#### Problem
Retype the records below exactly as they appear, but leave out any pictures.
-- Begin --
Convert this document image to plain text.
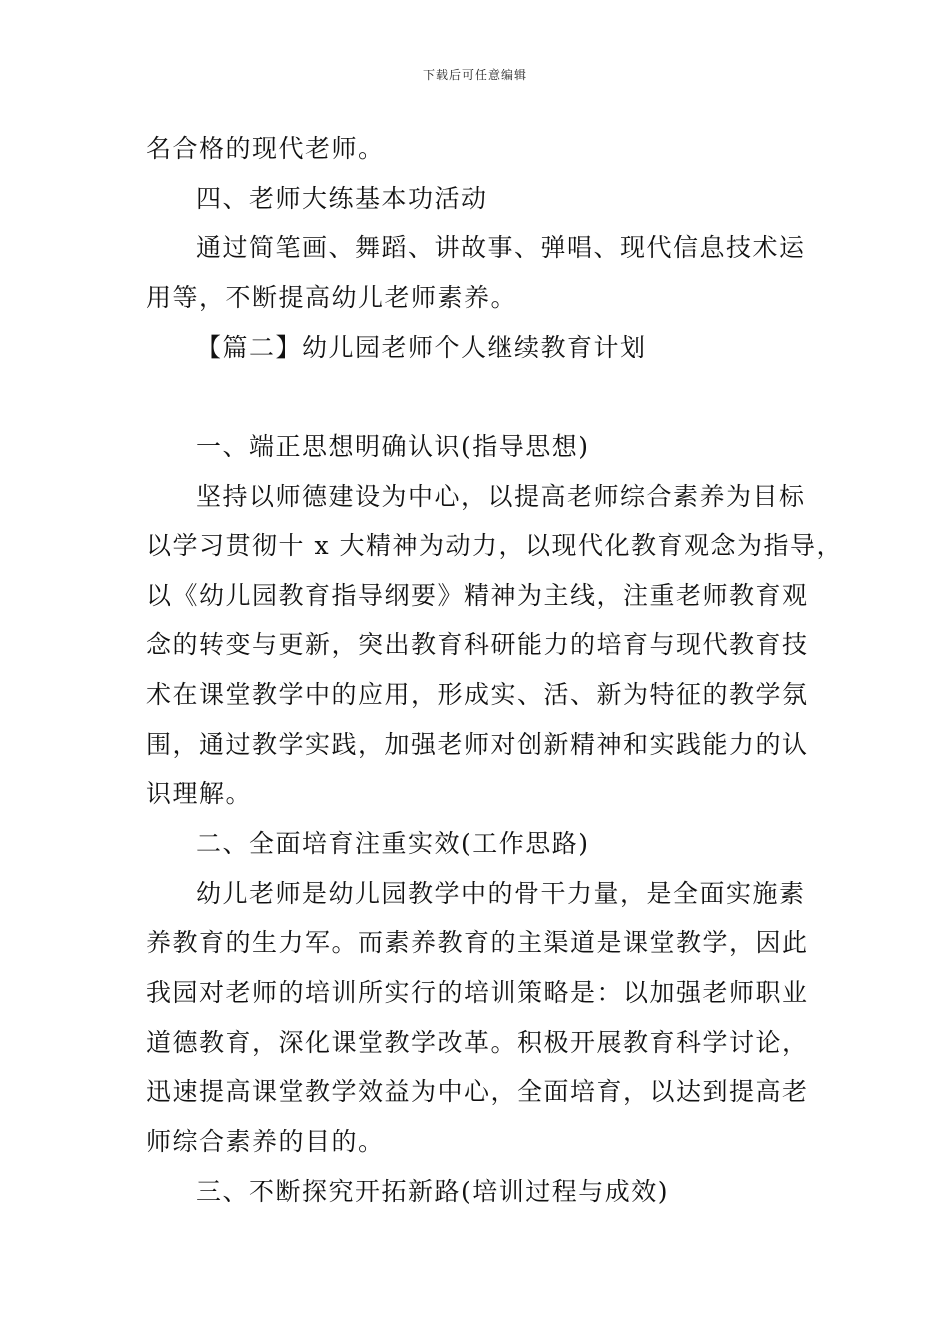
下载后可任意编辑
名合格的现代老师。
四、老师大练基本功活动
通过简笔画、舞蹈、讲故事、弹唱、现代信息技术运
用等，不断提高幼儿老师素养。
【篇二】幼儿园老师个人继续教育计划
一、端正思想明确认识(指导思想)
坚持以师德建设为中心，以提高老师综合素养为目标
以学习贯彻十 x 大精神为动力，以现代化教育观念为指导，
以《幼儿园教育指导纲要》精神为主线，注重老师教育观
念的转变与更新，突出教育科研能力的培育与现代教育技
术在课堂教学中的应用，形成实、活、新为特征的教学氛
围，通过教学实践，加强老师对创新精神和实践能力的认
识理解。
二、全面培育注重实效(工作思路)
幼儿老师是幼儿园教学中的骨干力量，是全面实施素
养教育的生力军。而素养教育的主渠道是课堂教学，因此
我园对老师的培训所实行的培训策略是：以加强老师职业
道德教育，深化课堂教学改革。积极开展教育科学讨论，
迅速提高课堂教学效益为中心，全面培育，以达到提高老
师综合素养的目的。
三、不断探究开拓新路(培训过程与成效)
-- End --
#### Solution for this task
Convert this document image to plain text.
下载后可任意编辑
名合格的现代老师。
四、老师大练基本功活动
通过简笔画、舞蹈、讲故事、弹唱、现代信息技术运
用等，不断提高幼儿老师素养。
【篇二】幼儿园老师个人继续教育计划
一、端正思想明确认识(指导思想)
坚持以师德建设为中心，以提高老师综合素养为目标
以学习贯彻十 x 大精神为动力，以现代化教育观念为指导，
以《幼儿园教育指导纲要》精神为主线，注重老师教育观
念的转变与更新，突出教育科研能力的培育与现代教育技
术在课堂教学中的应用，形成实、活、新为特征的教学氛
围，通过教学实践，加强老师对创新精神和实践能力的认
识理解。
二、全面培育注重实效(工作思路)
幼儿老师是幼儿园教学中的骨干力量，是全面实施素
养教育的生力军。而素养教育的主渠道是课堂教学，因此
我园对老师的培训所实行的培训策略是：以加强老师职业
道德教育，深化课堂教学改革。积极开展教育科学讨论，
迅速提高课堂教学效益为中心，全面培育，以达到提高老
师综合素养的目的。
三、不断探究开拓新路(培训过程与成效)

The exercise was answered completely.